### Listing
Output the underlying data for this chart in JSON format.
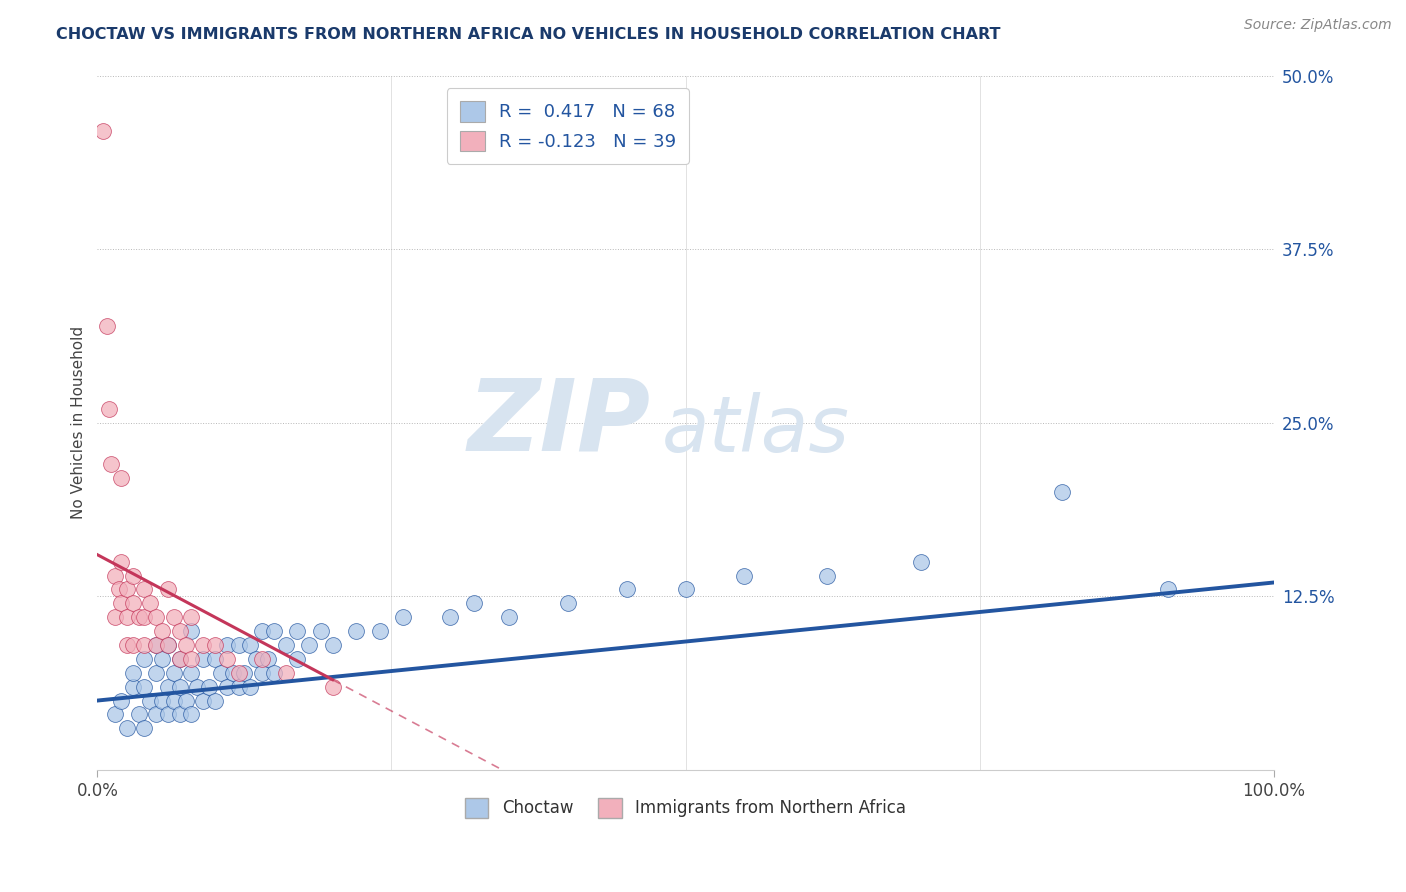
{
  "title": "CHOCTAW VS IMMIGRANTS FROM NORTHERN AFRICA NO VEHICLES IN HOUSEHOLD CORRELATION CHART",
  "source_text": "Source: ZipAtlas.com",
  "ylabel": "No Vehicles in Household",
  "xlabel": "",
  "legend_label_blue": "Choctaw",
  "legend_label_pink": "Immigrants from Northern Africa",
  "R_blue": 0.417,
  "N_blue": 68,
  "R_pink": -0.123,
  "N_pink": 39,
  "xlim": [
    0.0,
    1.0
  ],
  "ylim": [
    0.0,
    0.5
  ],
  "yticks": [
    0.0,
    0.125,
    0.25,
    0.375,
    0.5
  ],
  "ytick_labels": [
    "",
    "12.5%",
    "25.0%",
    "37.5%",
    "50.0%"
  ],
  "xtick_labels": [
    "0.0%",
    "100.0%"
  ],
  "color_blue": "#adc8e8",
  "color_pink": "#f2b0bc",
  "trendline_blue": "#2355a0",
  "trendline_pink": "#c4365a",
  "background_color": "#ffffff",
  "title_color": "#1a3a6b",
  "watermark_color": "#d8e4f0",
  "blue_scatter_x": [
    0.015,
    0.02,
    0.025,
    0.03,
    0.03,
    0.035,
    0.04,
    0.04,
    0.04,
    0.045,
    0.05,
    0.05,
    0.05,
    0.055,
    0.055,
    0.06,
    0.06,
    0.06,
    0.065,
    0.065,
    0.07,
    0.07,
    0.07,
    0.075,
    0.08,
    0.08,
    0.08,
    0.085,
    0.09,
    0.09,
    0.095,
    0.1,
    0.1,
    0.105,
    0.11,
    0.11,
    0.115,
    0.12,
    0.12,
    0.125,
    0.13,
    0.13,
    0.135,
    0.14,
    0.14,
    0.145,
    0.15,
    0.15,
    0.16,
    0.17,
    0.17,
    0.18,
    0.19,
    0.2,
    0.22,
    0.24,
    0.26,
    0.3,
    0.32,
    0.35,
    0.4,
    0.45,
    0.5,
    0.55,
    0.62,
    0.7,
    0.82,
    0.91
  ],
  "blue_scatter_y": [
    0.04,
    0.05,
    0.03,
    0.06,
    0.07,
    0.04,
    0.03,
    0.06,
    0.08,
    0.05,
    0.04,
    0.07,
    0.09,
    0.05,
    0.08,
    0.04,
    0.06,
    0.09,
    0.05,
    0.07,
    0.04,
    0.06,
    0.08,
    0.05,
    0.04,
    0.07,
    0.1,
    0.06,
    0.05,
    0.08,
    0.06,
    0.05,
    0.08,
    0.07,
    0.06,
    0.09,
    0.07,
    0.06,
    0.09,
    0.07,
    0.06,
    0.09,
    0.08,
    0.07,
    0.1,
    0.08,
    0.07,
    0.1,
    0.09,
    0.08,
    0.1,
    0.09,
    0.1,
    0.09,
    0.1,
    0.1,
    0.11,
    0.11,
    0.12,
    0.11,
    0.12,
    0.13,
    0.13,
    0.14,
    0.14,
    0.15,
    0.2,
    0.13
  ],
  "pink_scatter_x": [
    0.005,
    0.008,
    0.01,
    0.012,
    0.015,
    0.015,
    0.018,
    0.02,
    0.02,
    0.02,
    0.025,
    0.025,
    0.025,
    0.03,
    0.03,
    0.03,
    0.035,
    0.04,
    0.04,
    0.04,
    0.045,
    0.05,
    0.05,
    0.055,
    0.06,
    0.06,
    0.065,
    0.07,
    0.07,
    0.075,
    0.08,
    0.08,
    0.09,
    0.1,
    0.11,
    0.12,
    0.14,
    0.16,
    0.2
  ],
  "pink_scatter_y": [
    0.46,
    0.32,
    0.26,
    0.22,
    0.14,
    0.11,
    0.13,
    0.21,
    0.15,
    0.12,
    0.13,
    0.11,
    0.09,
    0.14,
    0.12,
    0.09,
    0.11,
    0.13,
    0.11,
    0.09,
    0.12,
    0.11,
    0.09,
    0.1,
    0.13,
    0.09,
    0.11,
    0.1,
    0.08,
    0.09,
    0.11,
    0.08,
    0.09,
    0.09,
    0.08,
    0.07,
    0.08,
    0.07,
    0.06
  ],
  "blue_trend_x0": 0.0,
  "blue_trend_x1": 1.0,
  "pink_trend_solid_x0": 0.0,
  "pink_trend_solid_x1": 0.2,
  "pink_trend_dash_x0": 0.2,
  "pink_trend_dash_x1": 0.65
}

### Your instructions
Take the records above and transcribe them exactly, dropping every picture.

### Task answer
Output the underlying data for this chart in JSON format.
{
  "title": "CHOCTAW VS IMMIGRANTS FROM NORTHERN AFRICA NO VEHICLES IN HOUSEHOLD CORRELATION CHART",
  "source_text": "Source: ZipAtlas.com",
  "ylabel": "No Vehicles in Household",
  "xlabel": "",
  "legend_label_blue": "Choctaw",
  "legend_label_pink": "Immigrants from Northern Africa",
  "R_blue": 0.417,
  "N_blue": 68,
  "R_pink": -0.123,
  "N_pink": 39,
  "xlim": [
    0.0,
    1.0
  ],
  "ylim": [
    0.0,
    0.5
  ],
  "yticks": [
    0.0,
    0.125,
    0.25,
    0.375,
    0.5
  ],
  "ytick_labels": [
    "",
    "12.5%",
    "25.0%",
    "37.5%",
    "50.0%"
  ],
  "xtick_labels": [
    "0.0%",
    "100.0%"
  ],
  "color_blue": "#adc8e8",
  "color_pink": "#f2b0bc",
  "trendline_blue": "#2355a0",
  "trendline_pink": "#c4365a",
  "background_color": "#ffffff",
  "title_color": "#1a3a6b",
  "watermark_color": "#d8e4f0",
  "blue_scatter_x": [
    0.015,
    0.02,
    0.025,
    0.03,
    0.03,
    0.035,
    0.04,
    0.04,
    0.04,
    0.045,
    0.05,
    0.05,
    0.05,
    0.055,
    0.055,
    0.06,
    0.06,
    0.06,
    0.065,
    0.065,
    0.07,
    0.07,
    0.07,
    0.075,
    0.08,
    0.08,
    0.08,
    0.085,
    0.09,
    0.09,
    0.095,
    0.1,
    0.1,
    0.105,
    0.11,
    0.11,
    0.115,
    0.12,
    0.12,
    0.125,
    0.13,
    0.13,
    0.135,
    0.14,
    0.14,
    0.145,
    0.15,
    0.15,
    0.16,
    0.17,
    0.17,
    0.18,
    0.19,
    0.2,
    0.22,
    0.24,
    0.26,
    0.3,
    0.32,
    0.35,
    0.4,
    0.45,
    0.5,
    0.55,
    0.62,
    0.7,
    0.82,
    0.91
  ],
  "blue_scatter_y": [
    0.04,
    0.05,
    0.03,
    0.06,
    0.07,
    0.04,
    0.03,
    0.06,
    0.08,
    0.05,
    0.04,
    0.07,
    0.09,
    0.05,
    0.08,
    0.04,
    0.06,
    0.09,
    0.05,
    0.07,
    0.04,
    0.06,
    0.08,
    0.05,
    0.04,
    0.07,
    0.1,
    0.06,
    0.05,
    0.08,
    0.06,
    0.05,
    0.08,
    0.07,
    0.06,
    0.09,
    0.07,
    0.06,
    0.09,
    0.07,
    0.06,
    0.09,
    0.08,
    0.07,
    0.1,
    0.08,
    0.07,
    0.1,
    0.09,
    0.08,
    0.1,
    0.09,
    0.1,
    0.09,
    0.1,
    0.1,
    0.11,
    0.11,
    0.12,
    0.11,
    0.12,
    0.13,
    0.13,
    0.14,
    0.14,
    0.15,
    0.2,
    0.13
  ],
  "pink_scatter_x": [
    0.005,
    0.008,
    0.01,
    0.012,
    0.015,
    0.015,
    0.018,
    0.02,
    0.02,
    0.02,
    0.025,
    0.025,
    0.025,
    0.03,
    0.03,
    0.03,
    0.035,
    0.04,
    0.04,
    0.04,
    0.045,
    0.05,
    0.05,
    0.055,
    0.06,
    0.06,
    0.065,
    0.07,
    0.07,
    0.075,
    0.08,
    0.08,
    0.09,
    0.1,
    0.11,
    0.12,
    0.14,
    0.16,
    0.2
  ],
  "pink_scatter_y": [
    0.46,
    0.32,
    0.26,
    0.22,
    0.14,
    0.11,
    0.13,
    0.21,
    0.15,
    0.12,
    0.13,
    0.11,
    0.09,
    0.14,
    0.12,
    0.09,
    0.11,
    0.13,
    0.11,
    0.09,
    0.12,
    0.11,
    0.09,
    0.1,
    0.13,
    0.09,
    0.11,
    0.1,
    0.08,
    0.09,
    0.11,
    0.08,
    0.09,
    0.09,
    0.08,
    0.07,
    0.08,
    0.07,
    0.06
  ],
  "blue_trend_x0": 0.0,
  "blue_trend_x1": 1.0,
  "pink_trend_solid_x0": 0.0,
  "pink_trend_solid_x1": 0.2,
  "pink_trend_dash_x0": 0.2,
  "pink_trend_dash_x1": 0.65
}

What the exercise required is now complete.